= Task brief =
Gather every line of the material below that contains the string "position", and copy each one in full.

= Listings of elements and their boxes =

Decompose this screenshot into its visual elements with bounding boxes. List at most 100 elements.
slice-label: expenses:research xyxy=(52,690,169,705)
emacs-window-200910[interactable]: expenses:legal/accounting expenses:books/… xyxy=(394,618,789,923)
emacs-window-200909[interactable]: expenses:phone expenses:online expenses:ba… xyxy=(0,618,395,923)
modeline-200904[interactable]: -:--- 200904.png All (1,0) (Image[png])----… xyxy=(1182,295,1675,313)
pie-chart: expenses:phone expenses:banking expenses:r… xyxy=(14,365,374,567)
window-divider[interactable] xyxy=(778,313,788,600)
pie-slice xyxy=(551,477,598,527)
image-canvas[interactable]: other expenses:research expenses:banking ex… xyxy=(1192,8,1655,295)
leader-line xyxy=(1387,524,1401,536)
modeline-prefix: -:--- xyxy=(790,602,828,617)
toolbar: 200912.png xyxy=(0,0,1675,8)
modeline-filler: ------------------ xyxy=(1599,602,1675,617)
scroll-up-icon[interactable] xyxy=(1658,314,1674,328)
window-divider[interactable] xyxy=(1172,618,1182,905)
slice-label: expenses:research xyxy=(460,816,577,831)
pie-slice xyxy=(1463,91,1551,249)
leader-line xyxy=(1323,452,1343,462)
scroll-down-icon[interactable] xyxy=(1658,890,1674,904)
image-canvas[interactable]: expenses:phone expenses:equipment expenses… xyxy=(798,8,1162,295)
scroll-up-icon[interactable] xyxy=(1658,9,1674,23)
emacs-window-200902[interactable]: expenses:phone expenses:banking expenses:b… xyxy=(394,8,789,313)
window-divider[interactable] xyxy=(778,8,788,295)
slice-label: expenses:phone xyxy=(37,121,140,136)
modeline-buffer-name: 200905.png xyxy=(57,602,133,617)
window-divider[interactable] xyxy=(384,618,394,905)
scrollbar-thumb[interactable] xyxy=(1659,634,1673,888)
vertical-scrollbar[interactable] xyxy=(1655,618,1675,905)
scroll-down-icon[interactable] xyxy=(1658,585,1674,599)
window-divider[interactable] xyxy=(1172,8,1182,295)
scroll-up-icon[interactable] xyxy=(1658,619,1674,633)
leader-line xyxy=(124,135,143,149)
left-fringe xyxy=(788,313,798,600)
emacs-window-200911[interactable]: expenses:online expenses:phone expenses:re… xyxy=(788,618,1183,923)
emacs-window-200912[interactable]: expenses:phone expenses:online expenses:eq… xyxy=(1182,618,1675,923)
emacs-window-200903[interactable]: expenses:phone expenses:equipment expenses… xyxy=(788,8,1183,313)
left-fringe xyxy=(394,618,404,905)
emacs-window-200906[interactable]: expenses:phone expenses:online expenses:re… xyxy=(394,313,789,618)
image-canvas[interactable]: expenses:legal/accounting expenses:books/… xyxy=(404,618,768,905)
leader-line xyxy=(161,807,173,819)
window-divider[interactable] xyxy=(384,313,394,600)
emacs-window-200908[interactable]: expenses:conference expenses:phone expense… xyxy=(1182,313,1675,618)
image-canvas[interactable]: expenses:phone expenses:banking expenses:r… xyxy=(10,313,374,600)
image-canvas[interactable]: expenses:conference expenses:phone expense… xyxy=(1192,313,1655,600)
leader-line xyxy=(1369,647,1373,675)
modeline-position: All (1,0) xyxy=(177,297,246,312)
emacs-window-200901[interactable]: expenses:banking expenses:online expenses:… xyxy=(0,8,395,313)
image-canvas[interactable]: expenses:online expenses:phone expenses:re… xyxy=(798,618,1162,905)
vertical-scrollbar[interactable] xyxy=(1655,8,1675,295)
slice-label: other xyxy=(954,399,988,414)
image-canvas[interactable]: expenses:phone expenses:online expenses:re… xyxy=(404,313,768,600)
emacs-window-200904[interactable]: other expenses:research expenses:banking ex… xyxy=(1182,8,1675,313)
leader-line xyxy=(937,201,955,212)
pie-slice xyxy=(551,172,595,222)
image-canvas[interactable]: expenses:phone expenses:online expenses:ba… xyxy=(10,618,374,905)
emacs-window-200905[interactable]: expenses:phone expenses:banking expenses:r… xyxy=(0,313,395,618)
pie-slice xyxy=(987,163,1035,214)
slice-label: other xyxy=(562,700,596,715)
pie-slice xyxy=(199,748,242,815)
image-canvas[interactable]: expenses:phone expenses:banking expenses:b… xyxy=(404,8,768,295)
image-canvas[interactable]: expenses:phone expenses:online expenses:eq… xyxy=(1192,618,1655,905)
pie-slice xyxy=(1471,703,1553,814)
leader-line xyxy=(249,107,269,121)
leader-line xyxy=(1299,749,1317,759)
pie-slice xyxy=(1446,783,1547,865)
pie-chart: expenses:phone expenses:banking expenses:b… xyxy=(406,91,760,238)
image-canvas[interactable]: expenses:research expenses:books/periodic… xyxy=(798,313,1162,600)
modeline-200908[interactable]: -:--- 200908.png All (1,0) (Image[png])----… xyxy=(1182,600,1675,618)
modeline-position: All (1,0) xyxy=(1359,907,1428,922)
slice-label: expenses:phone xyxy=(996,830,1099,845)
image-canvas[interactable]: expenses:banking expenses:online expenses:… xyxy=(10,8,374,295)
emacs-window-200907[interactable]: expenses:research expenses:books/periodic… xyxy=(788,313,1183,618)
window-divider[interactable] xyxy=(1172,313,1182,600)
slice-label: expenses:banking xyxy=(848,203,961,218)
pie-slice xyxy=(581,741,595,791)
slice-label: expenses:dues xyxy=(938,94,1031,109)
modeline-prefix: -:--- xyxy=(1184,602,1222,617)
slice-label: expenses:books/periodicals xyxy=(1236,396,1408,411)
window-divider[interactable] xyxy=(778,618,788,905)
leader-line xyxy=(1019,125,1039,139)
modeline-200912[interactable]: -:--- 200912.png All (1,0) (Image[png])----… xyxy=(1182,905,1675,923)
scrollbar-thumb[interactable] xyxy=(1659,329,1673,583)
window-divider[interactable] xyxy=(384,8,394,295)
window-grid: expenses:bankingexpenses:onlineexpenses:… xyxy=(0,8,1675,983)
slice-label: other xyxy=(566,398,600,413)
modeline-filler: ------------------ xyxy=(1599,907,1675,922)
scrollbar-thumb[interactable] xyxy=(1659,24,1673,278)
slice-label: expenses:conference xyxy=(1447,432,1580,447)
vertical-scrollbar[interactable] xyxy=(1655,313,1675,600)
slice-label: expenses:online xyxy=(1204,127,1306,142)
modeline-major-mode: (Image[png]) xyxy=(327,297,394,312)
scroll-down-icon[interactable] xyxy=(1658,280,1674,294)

= Written solution =
modeline-position: All (1,0) xyxy=(177,297,246,312)
modeline-position: All (1,0) xyxy=(1359,907,1428,922)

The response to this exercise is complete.